■ YOUR TASK: Continue the dissent about the Safeway and Cortland debentures from its last sentence.

Court Opinion

ID: 9448940
Source: CourtListenerOpinion
Date Created: 2023-08-03 23:50:26.106646+00
Date Added: 2024-06-11T17:31:37.298678
License: Public Domain

WHITAKER, Judge
(dissenting).
I respectfully dissent from the opinion of the majority. Under the terms of the merger of Cortland Equipment Lessors, Incorporated, into plaintiff, Safeway Stores, Incorporated, plaintiff assumed all obligations and liabilities of Cortland. It, therefore, assumed Cortland’s liability on the debentures. The corporate existence of Cortland ceased when the merger was consummated, and plaintiff, by the terms of the merger became primarily, indeed solely, liable on the debentures which had been issued by Cortland. Cf. Koppers Co., Inc. v. United States, 134 F.Supp. 290, 133 Ct.Cl. 22. It seems to me to follow from this that the debentures issued by Safeway after the merger were not evidence of a new obligation of Safeway; it was already primarily responsible on the debentures issued by Cortland. The debentures issued by Safeway were merely in lieu of, to take the place of, obligations on which it was already primarily liable. The terms of the Safeway debentures were identical with the terms of the Cortland debentures, including the maturity dates of the two. The debentures issued by Safeway, therefore, it seems to me, cannot be a “new issue”.

■ DATASET EXCERPTS:
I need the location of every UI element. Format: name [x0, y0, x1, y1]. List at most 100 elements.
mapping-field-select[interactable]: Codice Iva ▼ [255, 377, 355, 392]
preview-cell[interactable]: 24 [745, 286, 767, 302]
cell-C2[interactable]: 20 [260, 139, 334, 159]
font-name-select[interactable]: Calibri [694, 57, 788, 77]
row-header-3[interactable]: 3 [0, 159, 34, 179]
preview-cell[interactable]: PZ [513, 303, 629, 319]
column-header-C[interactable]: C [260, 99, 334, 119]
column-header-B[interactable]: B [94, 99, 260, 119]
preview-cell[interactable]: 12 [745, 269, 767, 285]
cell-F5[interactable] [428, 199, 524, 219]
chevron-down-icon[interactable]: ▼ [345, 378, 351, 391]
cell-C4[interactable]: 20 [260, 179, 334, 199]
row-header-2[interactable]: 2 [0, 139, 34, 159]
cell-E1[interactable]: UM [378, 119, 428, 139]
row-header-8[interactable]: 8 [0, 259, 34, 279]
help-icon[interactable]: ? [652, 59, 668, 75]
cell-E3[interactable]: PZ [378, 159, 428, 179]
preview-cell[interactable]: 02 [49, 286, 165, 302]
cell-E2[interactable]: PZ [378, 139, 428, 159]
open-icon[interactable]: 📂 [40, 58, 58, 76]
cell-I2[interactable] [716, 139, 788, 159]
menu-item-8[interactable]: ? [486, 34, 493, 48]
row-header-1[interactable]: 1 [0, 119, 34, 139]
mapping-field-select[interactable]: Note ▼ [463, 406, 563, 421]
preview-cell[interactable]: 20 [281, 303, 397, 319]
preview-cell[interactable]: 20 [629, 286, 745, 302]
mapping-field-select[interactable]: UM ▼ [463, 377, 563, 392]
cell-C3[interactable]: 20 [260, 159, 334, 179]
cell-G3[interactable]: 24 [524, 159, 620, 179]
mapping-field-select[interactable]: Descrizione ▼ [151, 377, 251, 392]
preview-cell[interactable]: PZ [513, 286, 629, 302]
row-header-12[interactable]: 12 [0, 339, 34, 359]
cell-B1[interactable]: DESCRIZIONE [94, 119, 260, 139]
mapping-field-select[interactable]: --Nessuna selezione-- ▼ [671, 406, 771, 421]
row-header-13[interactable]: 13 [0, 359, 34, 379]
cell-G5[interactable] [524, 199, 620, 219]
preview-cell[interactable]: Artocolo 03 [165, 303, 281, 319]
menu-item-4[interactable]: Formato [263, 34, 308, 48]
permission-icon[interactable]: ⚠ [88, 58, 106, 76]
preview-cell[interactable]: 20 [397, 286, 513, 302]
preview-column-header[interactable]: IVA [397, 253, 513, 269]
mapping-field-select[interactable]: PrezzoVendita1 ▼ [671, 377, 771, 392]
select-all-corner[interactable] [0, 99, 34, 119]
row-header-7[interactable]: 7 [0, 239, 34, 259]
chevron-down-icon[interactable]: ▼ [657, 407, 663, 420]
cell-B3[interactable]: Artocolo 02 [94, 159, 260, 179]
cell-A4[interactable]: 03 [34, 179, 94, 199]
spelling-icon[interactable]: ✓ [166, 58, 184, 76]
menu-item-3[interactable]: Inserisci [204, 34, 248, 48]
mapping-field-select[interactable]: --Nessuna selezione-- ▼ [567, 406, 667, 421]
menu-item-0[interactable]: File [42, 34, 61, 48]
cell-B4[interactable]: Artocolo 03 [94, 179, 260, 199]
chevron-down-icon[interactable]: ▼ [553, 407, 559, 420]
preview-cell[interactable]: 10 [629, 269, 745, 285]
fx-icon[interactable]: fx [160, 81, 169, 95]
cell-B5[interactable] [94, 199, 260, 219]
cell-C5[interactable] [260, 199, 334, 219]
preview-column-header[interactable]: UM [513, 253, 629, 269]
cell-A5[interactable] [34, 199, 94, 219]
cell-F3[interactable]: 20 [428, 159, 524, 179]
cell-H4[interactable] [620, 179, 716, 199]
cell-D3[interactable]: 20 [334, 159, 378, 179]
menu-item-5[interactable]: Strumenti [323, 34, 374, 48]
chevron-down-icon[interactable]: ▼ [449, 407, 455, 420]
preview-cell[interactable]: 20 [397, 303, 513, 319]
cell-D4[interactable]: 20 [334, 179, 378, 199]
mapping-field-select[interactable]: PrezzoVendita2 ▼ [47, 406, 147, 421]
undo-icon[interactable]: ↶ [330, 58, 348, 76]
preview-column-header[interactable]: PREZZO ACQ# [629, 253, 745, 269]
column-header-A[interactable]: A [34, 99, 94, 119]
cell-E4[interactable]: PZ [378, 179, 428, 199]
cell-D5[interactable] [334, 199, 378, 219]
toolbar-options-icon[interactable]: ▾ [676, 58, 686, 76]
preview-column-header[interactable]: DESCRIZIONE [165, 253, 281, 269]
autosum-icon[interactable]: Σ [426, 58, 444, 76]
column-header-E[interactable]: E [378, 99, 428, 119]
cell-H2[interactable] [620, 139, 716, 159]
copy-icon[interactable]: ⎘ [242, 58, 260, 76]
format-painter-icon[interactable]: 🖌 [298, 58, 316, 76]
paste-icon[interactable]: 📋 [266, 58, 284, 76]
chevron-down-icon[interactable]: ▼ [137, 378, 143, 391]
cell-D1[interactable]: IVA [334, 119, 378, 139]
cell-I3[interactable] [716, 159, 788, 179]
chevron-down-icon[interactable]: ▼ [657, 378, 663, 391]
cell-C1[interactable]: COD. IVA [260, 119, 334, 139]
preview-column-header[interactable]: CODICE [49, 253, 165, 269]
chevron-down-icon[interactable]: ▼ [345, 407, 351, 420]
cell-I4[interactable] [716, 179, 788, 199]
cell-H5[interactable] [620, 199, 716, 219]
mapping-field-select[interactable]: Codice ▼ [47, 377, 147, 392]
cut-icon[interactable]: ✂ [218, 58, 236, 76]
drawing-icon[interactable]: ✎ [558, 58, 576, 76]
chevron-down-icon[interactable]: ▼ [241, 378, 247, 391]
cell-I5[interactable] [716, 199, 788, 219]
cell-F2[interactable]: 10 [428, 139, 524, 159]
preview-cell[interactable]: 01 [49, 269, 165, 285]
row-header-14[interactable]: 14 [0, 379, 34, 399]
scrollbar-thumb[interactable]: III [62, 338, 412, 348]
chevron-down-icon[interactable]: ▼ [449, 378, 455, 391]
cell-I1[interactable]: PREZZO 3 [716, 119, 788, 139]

■ ANSWER BELOW:
Had there been no merger and had Cortland continued in existence and, under these circumstances, had Safeway issued its debentures in substitution for the Cortland debentures, I would agree that this was a new issue and subject to the stamp tax. But, after the merger Cortland ceased to exist and plaintiff became primarily liable on the Cortland debentures. The debentures it issued, therefore, it seems to me, were not a new issue, but merely evidence, in a different form, of an obligation on which Safeway was already primarily liable.
For this reason I respectfully dissent.
LARAMORE, Judge, joins in the foregoing dissent.